DIRECTIONS>
Report every line below that holds the word "icon".

Collection entries

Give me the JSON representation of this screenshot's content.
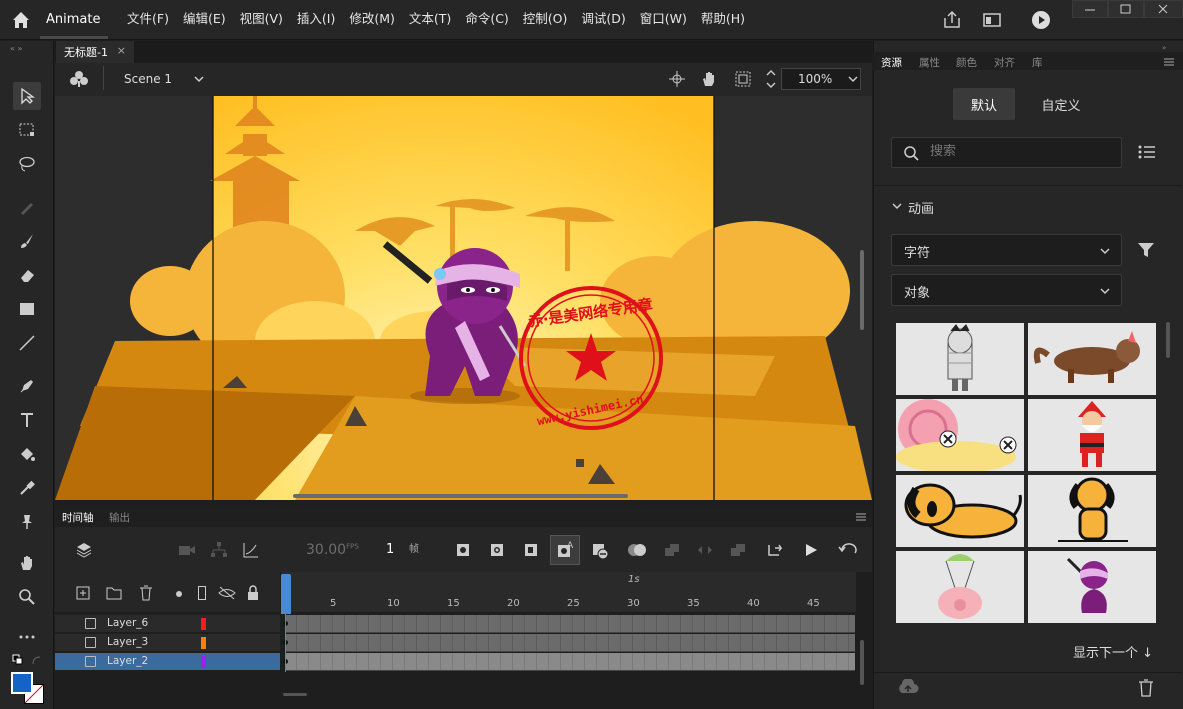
{
  "app": {
    "name": "Animate"
  },
  "menu": {
    "items": [
      "文件(F)",
      "编辑(E)",
      "视图(V)",
      "插入(I)",
      "修改(M)",
      "文本(T)",
      "命令(C)",
      "控制(O)",
      "调试(D)",
      "窗口(W)",
      "帮助(H)"
    ]
  },
  "document": {
    "tab_title": "无标题-1",
    "close_glyph": "×",
    "scene": "Scene 1",
    "zoom": "100%"
  },
  "timeline": {
    "tabs": [
      "时间轴",
      "输出"
    ],
    "fps_value": "30.00",
    "fps_unit": "FPS",
    "frame": "1",
    "frame_unit": "帧",
    "ruler_seconds": "1s",
    "ruler_ticks": [
      "5",
      "10",
      "15",
      "20",
      "25",
      "30",
      "35",
      "40",
      "45"
    ],
    "layers": [
      {
        "name": "Layer_6",
        "color": "#ff1a1a",
        "selected": false
      },
      {
        "name": "Layer_3",
        "color": "#ff8000",
        "selected": false
      },
      {
        "name": "Layer_2",
        "color": "#a020f0",
        "selected": true
      }
    ]
  },
  "assets_panel": {
    "tabs": [
      "资源",
      "属性",
      "颜色",
      "对齐",
      "库"
    ],
    "segments": [
      "默认",
      "自定义"
    ],
    "search_placeholder": "搜索",
    "section_title": "动画",
    "category_dropdown": "字符",
    "type_dropdown": "对象",
    "thumbnails": [
      "mummy-zombie",
      "wolf",
      "snail",
      "santa",
      "dog-lying",
      "dog-sitting",
      "pig-parachute",
      "ninja"
    ],
    "show_next": "显示下一个"
  },
  "stage": {
    "watermark_ring": "赤·是美网络专用章",
    "watermark_url": "www.yishimei.cn"
  },
  "colors": {
    "accent": "#4a8ad4",
    "fill_swatch": "#1464c8",
    "stage_sky": "#ffc83c",
    "ninja": "#8a1e8a"
  }
}
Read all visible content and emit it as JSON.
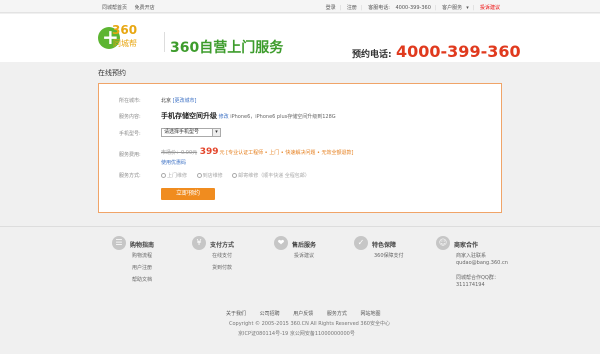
{
  "topbar": {
    "left": [
      "同城帮首页",
      "免费开店"
    ],
    "login": "登录",
    "register": "注册",
    "hotline_label": "客服电话:",
    "hotline": "4000-399-360",
    "customer_service": "客户服务",
    "complaint": "投诉建议"
  },
  "header": {
    "logo_360": "360",
    "logo_sub": "同城帮",
    "slogan": "360自营上门服务",
    "hotline_label": "预约电话:",
    "hotline": "4000-399-360"
  },
  "page_title": "在线预约",
  "form": {
    "city_label": "所在城市:",
    "city_value": "北京",
    "city_change": "[更改城市]",
    "service_label": "服务内容:",
    "service_name": "手机存储空间升级",
    "service_modify": "修改",
    "service_desc": "iPhone6，iPhone6 plus存储空间升级到128G",
    "model_label": "手机型号:",
    "model_placeholder": "请选择手机型号",
    "fee_label": "服务费用:",
    "fee_original": "市场价：0.00元",
    "fee_price": "399",
    "fee_unit": "元",
    "fee_tags": "[专业认证工程师 • 上门 • 快速解决问题 • 无效全额退款]",
    "fee_note": "使用优惠码",
    "method_label": "服务方式:",
    "methods": [
      "上门维修",
      "到店维修",
      "邮寄维修（顺丰快递 全程包邮）"
    ],
    "submit": "立即预约"
  },
  "footer": {
    "columns": [
      {
        "icon": "shopping-guide-icon",
        "glyph": "☰",
        "title": "购物指南",
        "links": [
          "购物流程",
          "用户注册",
          "帮助文档"
        ]
      },
      {
        "icon": "payment-icon",
        "glyph": "¥",
        "title": "支付方式",
        "links": [
          "在线支付",
          "货到付款"
        ]
      },
      {
        "icon": "after-sales-icon",
        "glyph": "❤",
        "title": "售后服务",
        "links": [
          "投诉建议"
        ]
      },
      {
        "icon": "guarantee-icon",
        "glyph": "✓",
        "title": "特色保障",
        "links": [
          "360保障支付"
        ]
      },
      {
        "icon": "partner-icon",
        "glyph": "☺",
        "title": "商家合作",
        "links": [
          "商家入驻联系",
          "qudao@bang.360.cn",
          "",
          "同城帮合作QQ群：",
          "311174194"
        ]
      }
    ],
    "bottom_links": [
      "关于我们",
      "公司招聘",
      "用户反馈",
      "服务方式",
      "网站地图"
    ],
    "copyright": "Copyright © 2005-2015  360.CN  All Rights Reserved  360安全中心",
    "icp": "京ICP证080114号-19   京公网安备11000000000号"
  }
}
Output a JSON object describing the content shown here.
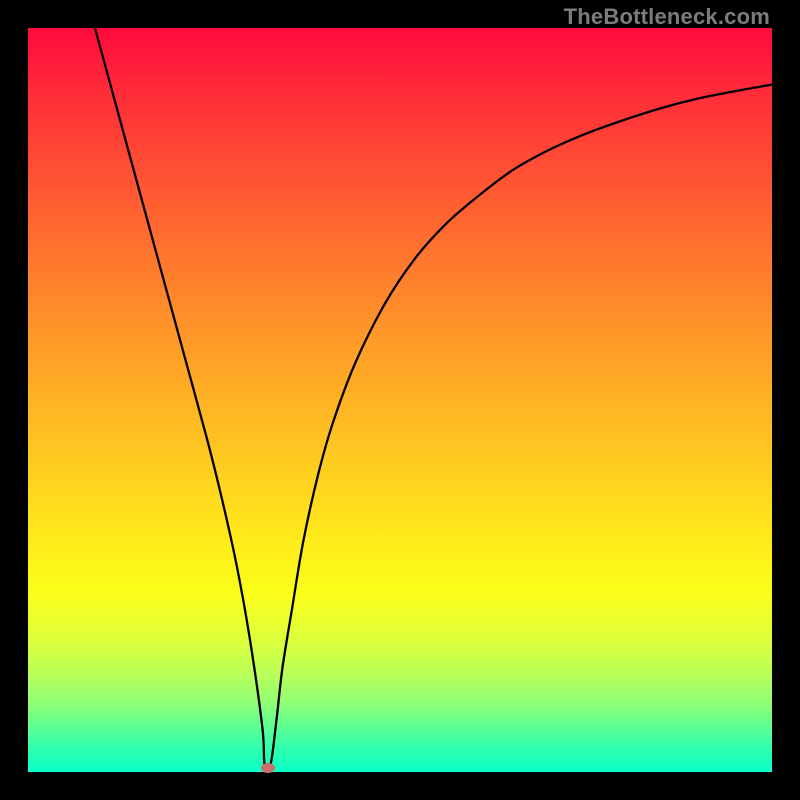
{
  "watermark": "TheBottleneck.com",
  "chart_data": {
    "type": "line",
    "title": "",
    "xlabel": "",
    "ylabel": "",
    "xlim": [
      0,
      100
    ],
    "ylim": [
      0,
      100
    ],
    "x": [
      9,
      12,
      15,
      18,
      21,
      24,
      26,
      28,
      29.8,
      31.5,
      31.8,
      32.6,
      33.4,
      34.2,
      35.5,
      37,
      39,
      41,
      44,
      48,
      52,
      56,
      60,
      65,
      70,
      75,
      80,
      85,
      90,
      95,
      100
    ],
    "y": [
      100,
      89,
      78,
      67,
      56,
      45,
      37,
      28,
      18,
      6,
      1,
      1,
      7,
      14,
      22,
      31,
      40,
      47,
      55,
      63,
      69,
      73.5,
      77,
      80.8,
      83.6,
      85.8,
      87.6,
      89.2,
      90.5,
      91.5,
      92.4
    ],
    "marker": {
      "x": 32.2,
      "y": 0.5
    },
    "background_gradient": {
      "top": "#ff0a3c",
      "middle": "#ffe81b",
      "bottom": "#0affc8"
    }
  }
}
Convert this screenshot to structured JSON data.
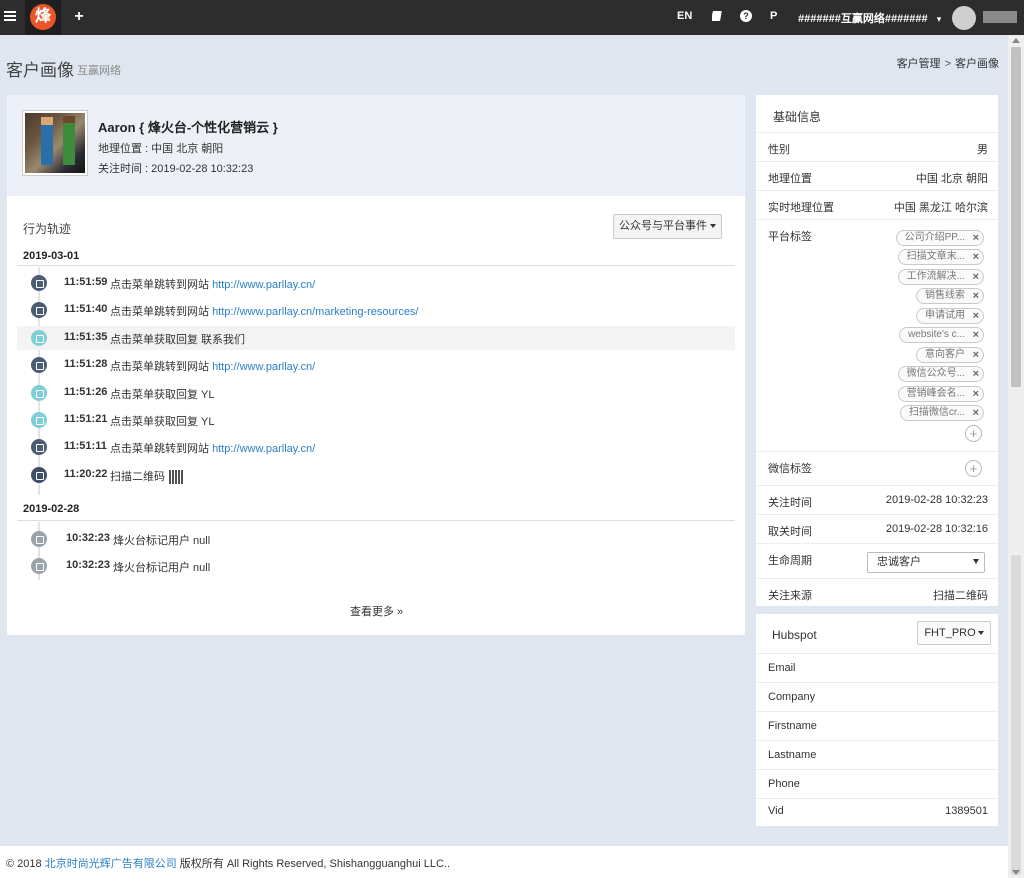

IN RESPONSE>
        "icon": "shopping-guide-icon",
        "icon": "payment-icon",
        "icon": "after-sales-icon",
        "icon": "guarantee-icon",
        "icon": "partner-icon",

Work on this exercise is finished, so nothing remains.